# EXERCISE GOAL
Return every line of the records below without changing anything.
——
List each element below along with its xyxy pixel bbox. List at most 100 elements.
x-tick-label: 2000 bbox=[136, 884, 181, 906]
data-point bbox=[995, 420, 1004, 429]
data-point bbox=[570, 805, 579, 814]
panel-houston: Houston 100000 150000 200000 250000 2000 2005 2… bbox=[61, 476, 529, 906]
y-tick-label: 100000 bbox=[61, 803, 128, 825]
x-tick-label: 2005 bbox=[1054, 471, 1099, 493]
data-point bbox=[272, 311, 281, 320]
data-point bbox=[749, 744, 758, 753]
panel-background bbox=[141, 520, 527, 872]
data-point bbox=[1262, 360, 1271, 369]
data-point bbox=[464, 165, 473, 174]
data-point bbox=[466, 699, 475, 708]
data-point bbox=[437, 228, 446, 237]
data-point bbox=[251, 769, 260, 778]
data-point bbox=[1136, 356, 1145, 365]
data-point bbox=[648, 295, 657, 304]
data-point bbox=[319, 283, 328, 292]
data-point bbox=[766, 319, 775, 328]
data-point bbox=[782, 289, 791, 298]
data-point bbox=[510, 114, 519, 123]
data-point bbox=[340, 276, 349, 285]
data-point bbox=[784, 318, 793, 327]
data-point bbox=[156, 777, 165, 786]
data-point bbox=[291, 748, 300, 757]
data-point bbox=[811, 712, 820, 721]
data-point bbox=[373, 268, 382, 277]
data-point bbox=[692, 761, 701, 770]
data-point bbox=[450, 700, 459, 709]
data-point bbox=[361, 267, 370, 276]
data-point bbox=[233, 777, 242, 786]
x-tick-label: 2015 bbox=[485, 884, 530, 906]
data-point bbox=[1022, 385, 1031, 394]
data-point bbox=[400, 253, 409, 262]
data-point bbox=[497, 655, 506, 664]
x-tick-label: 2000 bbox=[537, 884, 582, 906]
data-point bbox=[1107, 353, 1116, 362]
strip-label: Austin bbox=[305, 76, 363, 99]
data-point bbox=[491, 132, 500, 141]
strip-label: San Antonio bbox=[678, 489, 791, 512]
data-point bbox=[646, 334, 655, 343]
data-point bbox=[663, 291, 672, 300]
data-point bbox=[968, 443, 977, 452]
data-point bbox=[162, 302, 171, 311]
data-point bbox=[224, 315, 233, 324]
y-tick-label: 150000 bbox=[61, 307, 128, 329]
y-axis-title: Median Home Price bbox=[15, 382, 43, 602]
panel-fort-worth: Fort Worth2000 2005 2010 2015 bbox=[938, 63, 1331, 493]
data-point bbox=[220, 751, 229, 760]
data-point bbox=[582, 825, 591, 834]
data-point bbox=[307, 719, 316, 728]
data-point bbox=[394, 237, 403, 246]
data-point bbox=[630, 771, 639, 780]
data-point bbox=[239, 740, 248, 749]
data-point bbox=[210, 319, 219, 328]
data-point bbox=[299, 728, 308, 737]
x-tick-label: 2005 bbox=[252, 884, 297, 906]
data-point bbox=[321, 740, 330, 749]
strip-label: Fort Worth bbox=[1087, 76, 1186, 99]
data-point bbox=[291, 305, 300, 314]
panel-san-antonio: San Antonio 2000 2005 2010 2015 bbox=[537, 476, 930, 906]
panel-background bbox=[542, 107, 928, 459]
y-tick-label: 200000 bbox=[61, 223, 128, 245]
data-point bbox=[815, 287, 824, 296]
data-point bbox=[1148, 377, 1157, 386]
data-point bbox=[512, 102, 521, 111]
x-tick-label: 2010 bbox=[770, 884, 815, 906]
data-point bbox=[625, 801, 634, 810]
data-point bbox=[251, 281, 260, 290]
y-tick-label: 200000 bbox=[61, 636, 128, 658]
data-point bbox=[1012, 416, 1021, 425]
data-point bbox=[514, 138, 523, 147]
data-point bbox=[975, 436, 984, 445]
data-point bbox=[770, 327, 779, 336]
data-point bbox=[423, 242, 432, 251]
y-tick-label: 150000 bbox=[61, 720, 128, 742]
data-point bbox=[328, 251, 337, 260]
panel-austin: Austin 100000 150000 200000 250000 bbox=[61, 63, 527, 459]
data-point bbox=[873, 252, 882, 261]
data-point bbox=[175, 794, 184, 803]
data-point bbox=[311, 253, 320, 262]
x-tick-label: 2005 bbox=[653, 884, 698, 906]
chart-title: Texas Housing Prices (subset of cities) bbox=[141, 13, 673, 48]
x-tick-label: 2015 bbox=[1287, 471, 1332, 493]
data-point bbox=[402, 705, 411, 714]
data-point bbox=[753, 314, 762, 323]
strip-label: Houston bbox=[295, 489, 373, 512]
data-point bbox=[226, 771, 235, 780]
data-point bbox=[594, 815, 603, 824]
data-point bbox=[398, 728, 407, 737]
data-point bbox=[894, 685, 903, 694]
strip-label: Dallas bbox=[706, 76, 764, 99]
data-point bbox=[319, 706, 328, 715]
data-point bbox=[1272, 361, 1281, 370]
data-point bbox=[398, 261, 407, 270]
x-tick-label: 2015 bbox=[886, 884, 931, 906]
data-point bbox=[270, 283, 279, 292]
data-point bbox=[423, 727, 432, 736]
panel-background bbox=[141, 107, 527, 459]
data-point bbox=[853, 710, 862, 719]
——
# THE ANSWER
List each element below along with its xyxy pixel bbox. List at most 100 elements.
x-tick-label: 2000 bbox=[136, 884, 181, 906]
data-point bbox=[995, 420, 1004, 429]
data-point bbox=[570, 805, 579, 814]
panel-houston: Houston 100000 150000 200000 250000 2000 2005 2… bbox=[61, 476, 529, 906]
y-tick-label: 100000 bbox=[61, 803, 128, 825]
x-tick-label: 2005 bbox=[1054, 471, 1099, 493]
data-point bbox=[272, 311, 281, 320]
data-point bbox=[749, 744, 758, 753]
panel-background bbox=[141, 520, 527, 872]
data-point bbox=[1262, 360, 1271, 369]
data-point bbox=[464, 165, 473, 174]
data-point bbox=[466, 699, 475, 708]
data-point bbox=[437, 228, 446, 237]
data-point bbox=[251, 769, 260, 778]
data-point bbox=[1136, 356, 1145, 365]
data-point bbox=[648, 295, 657, 304]
data-point bbox=[319, 283, 328, 292]
data-point bbox=[766, 319, 775, 328]
data-point bbox=[782, 289, 791, 298]
data-point bbox=[510, 114, 519, 123]
data-point bbox=[340, 276, 349, 285]
data-point bbox=[784, 318, 793, 327]
data-point bbox=[156, 777, 165, 786]
data-point bbox=[291, 748, 300, 757]
data-point bbox=[811, 712, 820, 721]
data-point bbox=[373, 268, 382, 277]
data-point bbox=[692, 761, 701, 770]
data-point bbox=[450, 700, 459, 709]
data-point bbox=[361, 267, 370, 276]
data-point bbox=[233, 777, 242, 786]
x-tick-label: 2015 bbox=[485, 884, 530, 906]
data-point bbox=[1022, 385, 1031, 394]
data-point bbox=[400, 253, 409, 262]
data-point bbox=[497, 655, 506, 664]
x-tick-label: 2000 bbox=[537, 884, 582, 906]
data-point bbox=[1107, 353, 1116, 362]
strip-label: Austin bbox=[305, 76, 363, 99]
data-point bbox=[491, 132, 500, 141]
strip-label: San Antonio bbox=[678, 489, 791, 512]
data-point bbox=[646, 334, 655, 343]
data-point bbox=[663, 291, 672, 300]
data-point bbox=[968, 443, 977, 452]
data-point bbox=[162, 302, 171, 311]
data-point bbox=[224, 315, 233, 324]
y-tick-label: 150000 bbox=[61, 307, 128, 329]
y-axis-title: Median Home Price bbox=[15, 382, 43, 602]
panel-fort-worth: Fort Worth2000 2005 2010 2015 bbox=[938, 63, 1331, 493]
data-point bbox=[220, 751, 229, 760]
data-point bbox=[582, 825, 591, 834]
data-point bbox=[307, 719, 316, 728]
data-point bbox=[394, 237, 403, 246]
data-point bbox=[630, 771, 639, 780]
data-point bbox=[239, 740, 248, 749]
data-point bbox=[210, 319, 219, 328]
data-point bbox=[299, 728, 308, 737]
x-tick-label: 2005 bbox=[252, 884, 297, 906]
data-point bbox=[321, 740, 330, 749]
strip-label: Fort Worth bbox=[1087, 76, 1186, 99]
data-point bbox=[291, 305, 300, 314]
panel-san-antonio: San Antonio 2000 2005 2010 2015 bbox=[537, 476, 930, 906]
panel-background bbox=[542, 107, 928, 459]
y-tick-label: 200000 bbox=[61, 223, 128, 245]
data-point bbox=[815, 287, 824, 296]
data-point bbox=[1148, 377, 1157, 386]
data-point bbox=[512, 102, 521, 111]
x-tick-label: 2010 bbox=[770, 884, 815, 906]
data-point bbox=[625, 801, 634, 810]
data-point bbox=[251, 281, 260, 290]
y-tick-label: 200000 bbox=[61, 636, 128, 658]
data-point bbox=[1012, 416, 1021, 425]
data-point bbox=[514, 138, 523, 147]
data-point bbox=[975, 436, 984, 445]
data-point bbox=[770, 327, 779, 336]
data-point bbox=[423, 242, 432, 251]
y-tick-label: 150000 bbox=[61, 720, 128, 742]
data-point bbox=[328, 251, 337, 260]
panel-austin: Austin 100000 150000 200000 250000 bbox=[61, 63, 527, 459]
data-point bbox=[873, 252, 882, 261]
data-point bbox=[175, 794, 184, 803]
data-point bbox=[311, 253, 320, 262]
x-tick-label: 2005 bbox=[653, 884, 698, 906]
chart-title: Texas Housing Prices (subset of cities) bbox=[141, 13, 673, 48]
x-tick-label: 2015 bbox=[1287, 471, 1332, 493]
data-point bbox=[402, 705, 411, 714]
data-point bbox=[753, 314, 762, 323]
strip-label: Houston bbox=[295, 489, 373, 512]
data-point bbox=[226, 771, 235, 780]
data-point bbox=[594, 815, 603, 824]
data-point bbox=[398, 728, 407, 737]
data-point bbox=[894, 685, 903, 694]
strip-label: Dallas bbox=[706, 76, 764, 99]
data-point bbox=[319, 706, 328, 715]
data-point bbox=[1272, 361, 1281, 370]
data-point bbox=[398, 261, 407, 270]
x-tick-label: 2015 bbox=[886, 884, 931, 906]
data-point bbox=[270, 283, 279, 292]
data-point bbox=[423, 727, 432, 736]
panel-background bbox=[141, 107, 527, 459]
data-point bbox=[853, 710, 862, 719]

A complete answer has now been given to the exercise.